**Requirements:**
Starting at the beginning of the records and ending with the line that contains "129, 114, 139]", write those lines out again with "Stress" changed to "Load" and everything else left the same.
── Record excerpts
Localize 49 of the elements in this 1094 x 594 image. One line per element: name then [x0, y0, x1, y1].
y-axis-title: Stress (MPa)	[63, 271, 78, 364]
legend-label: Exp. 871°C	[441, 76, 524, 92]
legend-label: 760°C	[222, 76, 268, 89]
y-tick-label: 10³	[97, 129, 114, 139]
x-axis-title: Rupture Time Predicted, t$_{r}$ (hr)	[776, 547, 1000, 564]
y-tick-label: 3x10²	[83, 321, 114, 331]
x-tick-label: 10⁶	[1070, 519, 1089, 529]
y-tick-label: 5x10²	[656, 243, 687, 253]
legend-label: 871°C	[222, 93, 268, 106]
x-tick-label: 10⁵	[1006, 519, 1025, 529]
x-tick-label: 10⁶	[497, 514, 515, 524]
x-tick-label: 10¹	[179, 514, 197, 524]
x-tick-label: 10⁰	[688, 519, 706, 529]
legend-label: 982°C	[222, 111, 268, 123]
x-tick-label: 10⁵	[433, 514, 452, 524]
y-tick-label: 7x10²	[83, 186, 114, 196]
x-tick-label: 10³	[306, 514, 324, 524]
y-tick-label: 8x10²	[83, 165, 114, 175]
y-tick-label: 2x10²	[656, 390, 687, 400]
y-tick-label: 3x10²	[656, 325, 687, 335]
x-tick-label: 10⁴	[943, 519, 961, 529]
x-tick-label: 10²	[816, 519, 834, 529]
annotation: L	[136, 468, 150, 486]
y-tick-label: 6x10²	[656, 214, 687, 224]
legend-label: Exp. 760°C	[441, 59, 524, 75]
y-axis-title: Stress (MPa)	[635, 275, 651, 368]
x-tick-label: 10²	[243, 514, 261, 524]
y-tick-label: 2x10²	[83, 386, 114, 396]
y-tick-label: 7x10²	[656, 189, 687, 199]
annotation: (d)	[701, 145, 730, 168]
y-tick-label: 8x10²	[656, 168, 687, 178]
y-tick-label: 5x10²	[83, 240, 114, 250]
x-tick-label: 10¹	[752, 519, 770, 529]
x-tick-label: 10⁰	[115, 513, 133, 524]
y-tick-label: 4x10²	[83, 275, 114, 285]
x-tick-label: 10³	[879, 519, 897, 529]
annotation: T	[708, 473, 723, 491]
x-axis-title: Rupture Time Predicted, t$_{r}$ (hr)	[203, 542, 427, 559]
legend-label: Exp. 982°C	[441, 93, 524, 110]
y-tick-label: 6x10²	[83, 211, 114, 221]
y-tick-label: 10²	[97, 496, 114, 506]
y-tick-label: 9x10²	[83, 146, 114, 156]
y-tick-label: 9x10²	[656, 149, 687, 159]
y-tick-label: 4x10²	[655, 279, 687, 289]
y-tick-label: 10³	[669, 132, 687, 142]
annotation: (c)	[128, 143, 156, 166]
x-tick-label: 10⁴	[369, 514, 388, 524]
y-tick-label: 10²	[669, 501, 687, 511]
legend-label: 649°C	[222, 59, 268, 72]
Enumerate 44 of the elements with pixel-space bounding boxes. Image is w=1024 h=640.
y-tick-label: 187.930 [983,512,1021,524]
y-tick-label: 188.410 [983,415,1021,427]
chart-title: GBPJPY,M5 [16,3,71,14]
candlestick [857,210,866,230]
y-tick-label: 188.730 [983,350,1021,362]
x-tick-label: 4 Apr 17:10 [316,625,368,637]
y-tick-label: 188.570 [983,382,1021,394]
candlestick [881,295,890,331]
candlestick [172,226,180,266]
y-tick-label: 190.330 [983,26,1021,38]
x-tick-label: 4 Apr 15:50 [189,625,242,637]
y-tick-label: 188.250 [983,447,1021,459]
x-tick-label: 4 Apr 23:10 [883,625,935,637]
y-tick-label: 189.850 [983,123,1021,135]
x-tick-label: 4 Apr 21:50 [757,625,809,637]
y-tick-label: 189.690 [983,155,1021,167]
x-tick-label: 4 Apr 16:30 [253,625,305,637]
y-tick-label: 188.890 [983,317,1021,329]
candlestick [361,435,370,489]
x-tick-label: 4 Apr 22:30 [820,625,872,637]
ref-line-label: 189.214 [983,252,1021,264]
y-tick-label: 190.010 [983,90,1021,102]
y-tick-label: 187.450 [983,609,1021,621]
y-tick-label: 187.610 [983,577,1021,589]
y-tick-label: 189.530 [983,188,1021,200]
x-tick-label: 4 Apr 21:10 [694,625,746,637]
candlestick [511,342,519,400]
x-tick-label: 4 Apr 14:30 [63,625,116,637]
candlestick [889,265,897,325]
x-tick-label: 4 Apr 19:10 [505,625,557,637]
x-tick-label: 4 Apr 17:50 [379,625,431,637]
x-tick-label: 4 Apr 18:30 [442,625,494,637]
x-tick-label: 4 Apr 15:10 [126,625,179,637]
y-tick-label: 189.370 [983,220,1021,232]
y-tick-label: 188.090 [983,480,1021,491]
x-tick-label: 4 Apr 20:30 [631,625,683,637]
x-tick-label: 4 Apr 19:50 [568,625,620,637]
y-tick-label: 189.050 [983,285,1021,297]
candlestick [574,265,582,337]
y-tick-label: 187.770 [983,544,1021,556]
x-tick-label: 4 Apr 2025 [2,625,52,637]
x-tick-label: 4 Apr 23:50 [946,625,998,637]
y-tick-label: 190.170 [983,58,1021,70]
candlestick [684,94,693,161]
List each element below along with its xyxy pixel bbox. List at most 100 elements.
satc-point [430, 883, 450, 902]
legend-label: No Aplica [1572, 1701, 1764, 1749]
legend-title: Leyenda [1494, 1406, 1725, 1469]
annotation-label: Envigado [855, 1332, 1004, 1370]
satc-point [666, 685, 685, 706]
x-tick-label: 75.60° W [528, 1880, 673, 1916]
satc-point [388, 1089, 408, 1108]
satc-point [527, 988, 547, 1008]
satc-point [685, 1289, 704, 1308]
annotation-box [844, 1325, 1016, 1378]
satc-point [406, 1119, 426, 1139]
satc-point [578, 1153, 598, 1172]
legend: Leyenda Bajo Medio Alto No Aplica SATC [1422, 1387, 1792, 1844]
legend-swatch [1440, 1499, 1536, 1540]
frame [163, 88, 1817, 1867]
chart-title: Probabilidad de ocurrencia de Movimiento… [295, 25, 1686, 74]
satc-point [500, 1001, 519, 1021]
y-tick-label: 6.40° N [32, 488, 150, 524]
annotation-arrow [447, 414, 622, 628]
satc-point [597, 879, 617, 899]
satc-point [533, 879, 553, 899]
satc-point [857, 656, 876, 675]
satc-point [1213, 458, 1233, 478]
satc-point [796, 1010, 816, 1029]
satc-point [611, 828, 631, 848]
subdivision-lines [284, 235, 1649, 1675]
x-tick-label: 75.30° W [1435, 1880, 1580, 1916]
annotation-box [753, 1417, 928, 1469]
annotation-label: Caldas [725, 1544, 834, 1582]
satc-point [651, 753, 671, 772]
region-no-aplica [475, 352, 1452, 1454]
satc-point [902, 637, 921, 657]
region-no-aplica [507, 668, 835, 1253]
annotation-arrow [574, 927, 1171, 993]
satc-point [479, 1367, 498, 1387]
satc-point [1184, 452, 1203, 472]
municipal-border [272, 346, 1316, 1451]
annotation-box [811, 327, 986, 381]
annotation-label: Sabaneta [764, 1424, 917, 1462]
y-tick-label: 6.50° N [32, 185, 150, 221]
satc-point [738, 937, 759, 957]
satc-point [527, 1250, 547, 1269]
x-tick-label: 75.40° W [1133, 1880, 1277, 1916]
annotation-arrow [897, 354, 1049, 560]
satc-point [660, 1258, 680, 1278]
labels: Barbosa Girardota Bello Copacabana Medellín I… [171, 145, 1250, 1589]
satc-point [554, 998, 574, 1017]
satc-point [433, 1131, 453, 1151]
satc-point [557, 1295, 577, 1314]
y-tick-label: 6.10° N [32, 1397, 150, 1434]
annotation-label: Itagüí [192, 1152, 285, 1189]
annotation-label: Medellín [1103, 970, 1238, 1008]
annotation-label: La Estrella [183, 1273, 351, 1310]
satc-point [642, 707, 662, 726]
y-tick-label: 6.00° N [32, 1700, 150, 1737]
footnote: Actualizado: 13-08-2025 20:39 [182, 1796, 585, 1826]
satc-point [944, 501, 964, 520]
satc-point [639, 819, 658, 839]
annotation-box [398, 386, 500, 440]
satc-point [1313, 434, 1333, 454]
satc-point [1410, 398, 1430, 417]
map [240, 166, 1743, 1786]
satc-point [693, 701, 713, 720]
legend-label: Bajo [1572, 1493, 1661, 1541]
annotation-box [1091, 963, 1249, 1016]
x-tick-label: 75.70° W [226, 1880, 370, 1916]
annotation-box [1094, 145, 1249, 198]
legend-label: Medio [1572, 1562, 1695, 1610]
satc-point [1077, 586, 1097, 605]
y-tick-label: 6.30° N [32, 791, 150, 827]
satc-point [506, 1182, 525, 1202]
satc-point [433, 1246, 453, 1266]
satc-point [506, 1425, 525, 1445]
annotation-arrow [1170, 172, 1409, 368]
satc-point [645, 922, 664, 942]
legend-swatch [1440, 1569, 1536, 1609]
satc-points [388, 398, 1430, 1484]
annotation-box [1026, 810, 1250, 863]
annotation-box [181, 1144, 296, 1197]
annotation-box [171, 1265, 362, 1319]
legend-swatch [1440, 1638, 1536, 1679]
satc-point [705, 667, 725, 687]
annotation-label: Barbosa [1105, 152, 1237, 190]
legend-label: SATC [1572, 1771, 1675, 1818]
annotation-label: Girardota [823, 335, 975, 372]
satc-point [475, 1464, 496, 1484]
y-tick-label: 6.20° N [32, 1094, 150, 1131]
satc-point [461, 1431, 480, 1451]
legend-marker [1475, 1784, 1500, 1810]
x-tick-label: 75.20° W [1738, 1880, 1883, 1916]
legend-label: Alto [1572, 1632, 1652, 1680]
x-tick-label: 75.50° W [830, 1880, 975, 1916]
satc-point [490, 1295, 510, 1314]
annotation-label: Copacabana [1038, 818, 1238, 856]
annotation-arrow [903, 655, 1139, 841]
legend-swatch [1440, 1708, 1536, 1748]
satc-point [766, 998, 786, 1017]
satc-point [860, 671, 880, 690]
────
**The response:**
Localize 49 of the elements in this 1094 x 594 image. One line per element: name then [x0, y0, x1, y1].
y-axis-title: Load (MPa)	[63, 271, 78, 364]
legend-label: Exp. 871°C	[441, 76, 524, 92]
legend-label: 760°C	[222, 76, 268, 89]
y-tick-label: 10³	[97, 129, 114, 139]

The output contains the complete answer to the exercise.